* Problem to solve
Return each line in the items below that contains the string "emitting".

START Data lines

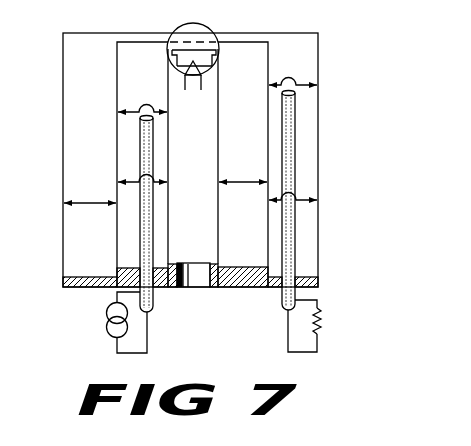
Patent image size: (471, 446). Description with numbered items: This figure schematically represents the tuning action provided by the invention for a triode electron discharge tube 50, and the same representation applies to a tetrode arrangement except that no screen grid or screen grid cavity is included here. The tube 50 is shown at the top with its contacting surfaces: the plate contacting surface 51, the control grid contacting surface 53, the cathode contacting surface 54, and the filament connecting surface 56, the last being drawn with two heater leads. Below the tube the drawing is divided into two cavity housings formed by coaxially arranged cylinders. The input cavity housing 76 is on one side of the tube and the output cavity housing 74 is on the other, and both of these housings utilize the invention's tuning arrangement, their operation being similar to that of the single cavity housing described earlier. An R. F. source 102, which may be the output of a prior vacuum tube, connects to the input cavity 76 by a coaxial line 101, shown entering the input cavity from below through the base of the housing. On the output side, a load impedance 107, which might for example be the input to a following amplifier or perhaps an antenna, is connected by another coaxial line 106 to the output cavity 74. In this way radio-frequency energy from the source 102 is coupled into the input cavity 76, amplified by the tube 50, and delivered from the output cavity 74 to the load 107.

The tube 50 is at (207, 27).
The plate contacting surface 51 is at (173, 32).
The control grid contacting surface 53 is at (172, 51).
The cathode contacting surface 54 is at (216, 52).
The filament connecting surface 56 is at (201, 70).
The output cavity housing 74 is at (102, 61).
The input cavity housing 76 is at (155, 101).
The coaxial line 101 is at (153, 303).
The R. F. source 102 is at (107, 328).
The coaxial line 106 is at (280, 298).
The load impedance 107 is at (322, 320).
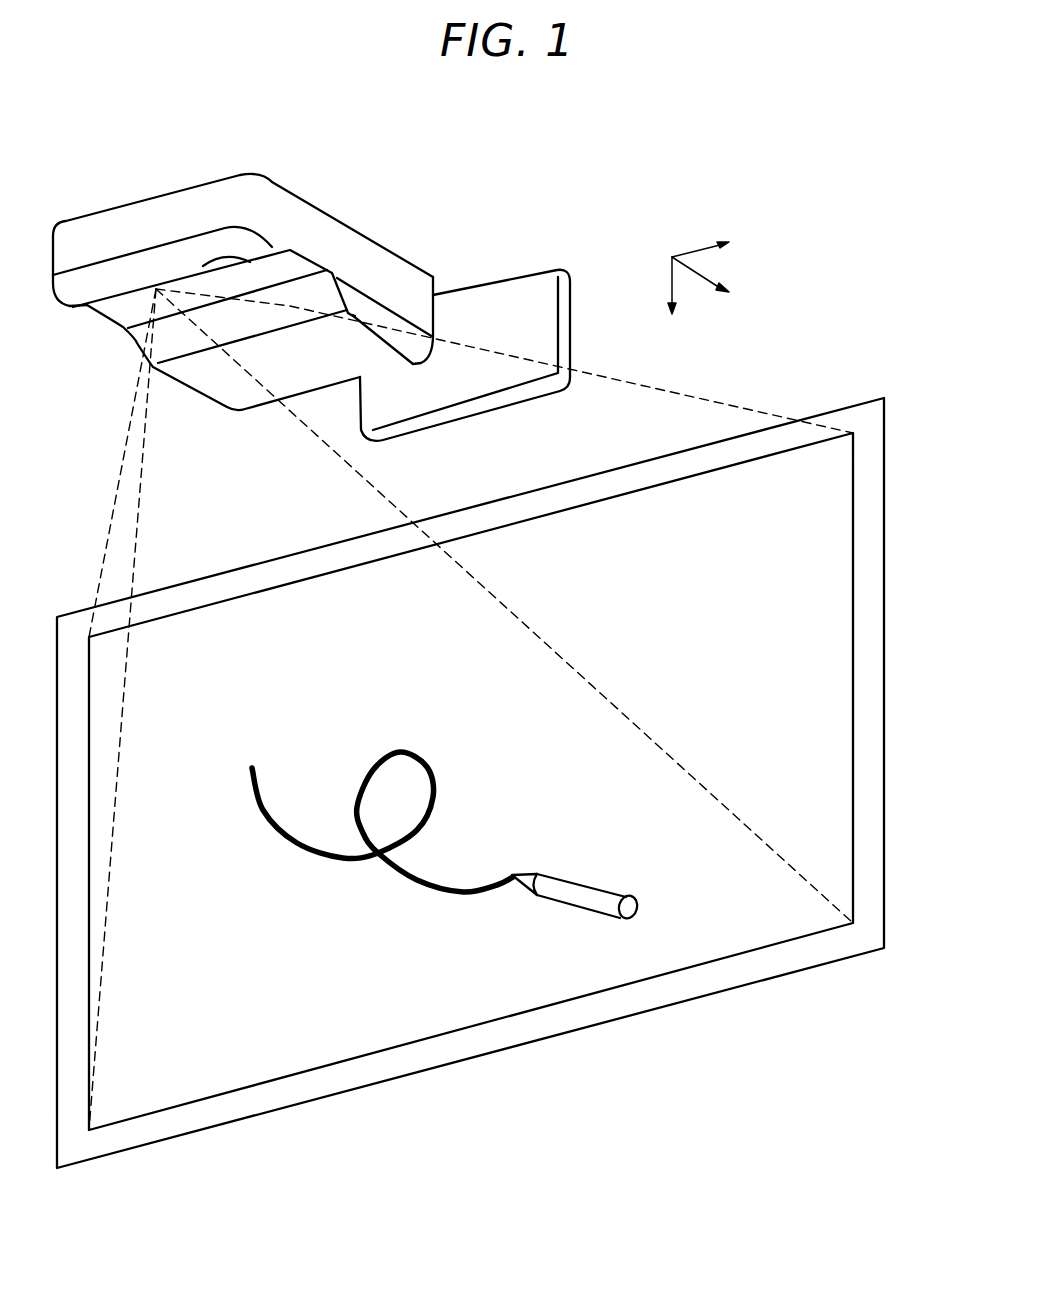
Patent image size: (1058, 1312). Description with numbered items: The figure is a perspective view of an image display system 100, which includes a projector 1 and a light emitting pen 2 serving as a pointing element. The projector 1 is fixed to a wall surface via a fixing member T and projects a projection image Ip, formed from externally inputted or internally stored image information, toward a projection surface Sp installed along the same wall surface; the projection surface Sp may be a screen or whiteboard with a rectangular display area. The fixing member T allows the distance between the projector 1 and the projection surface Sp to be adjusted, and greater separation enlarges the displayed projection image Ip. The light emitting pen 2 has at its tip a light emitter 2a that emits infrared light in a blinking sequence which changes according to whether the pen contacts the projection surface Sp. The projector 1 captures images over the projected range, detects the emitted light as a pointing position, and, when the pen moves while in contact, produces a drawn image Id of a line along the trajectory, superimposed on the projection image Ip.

The image display system 100 is at (755, 119).
The projector 1 is at (149, 212).
The fixing member T is at (473, 322).
The projection surface Sp is at (865, 420).
The projection image Ip is at (837, 550).
The drawn image Id is at (417, 748).
The light emitting pen 2 is at (610, 900).
The light emitter 2a is at (516, 873).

END Data lines

* Answer
Patent image size: (1058, 1312). Description with numbered items: The figure is a perspective view of an image display system 100, which includes a projector 1 and a light emitting pen 2 serving as a pointing element. The projector 1 is fixed to a wall surface via a fixing member T and projects a projection image Ip, formed from externally inputted or internally stored image information, toward a projection surface Sp installed along the same wall surface; the projection surface Sp may be a screen or whiteboard with a rectangular display area. The fixing member T allows the distance between the projector 1 and the projection surface Sp to be adjusted, and greater separation enlarges the displayed projection image Ip. The light emitting pen 2 has at its tip a light emitter 2a that emits infrared light in a blinking sequence which changes according to whether the pen contacts the projection surface Sp. The projector 1 captures images over the projected range, detects the emitted light as a pointing position, and, when the pen moves while in contact, produces a drawn image Id of a line along the trajectory, superimposed on the projection image Ip.
The light emitting pen 2 is at (610, 900).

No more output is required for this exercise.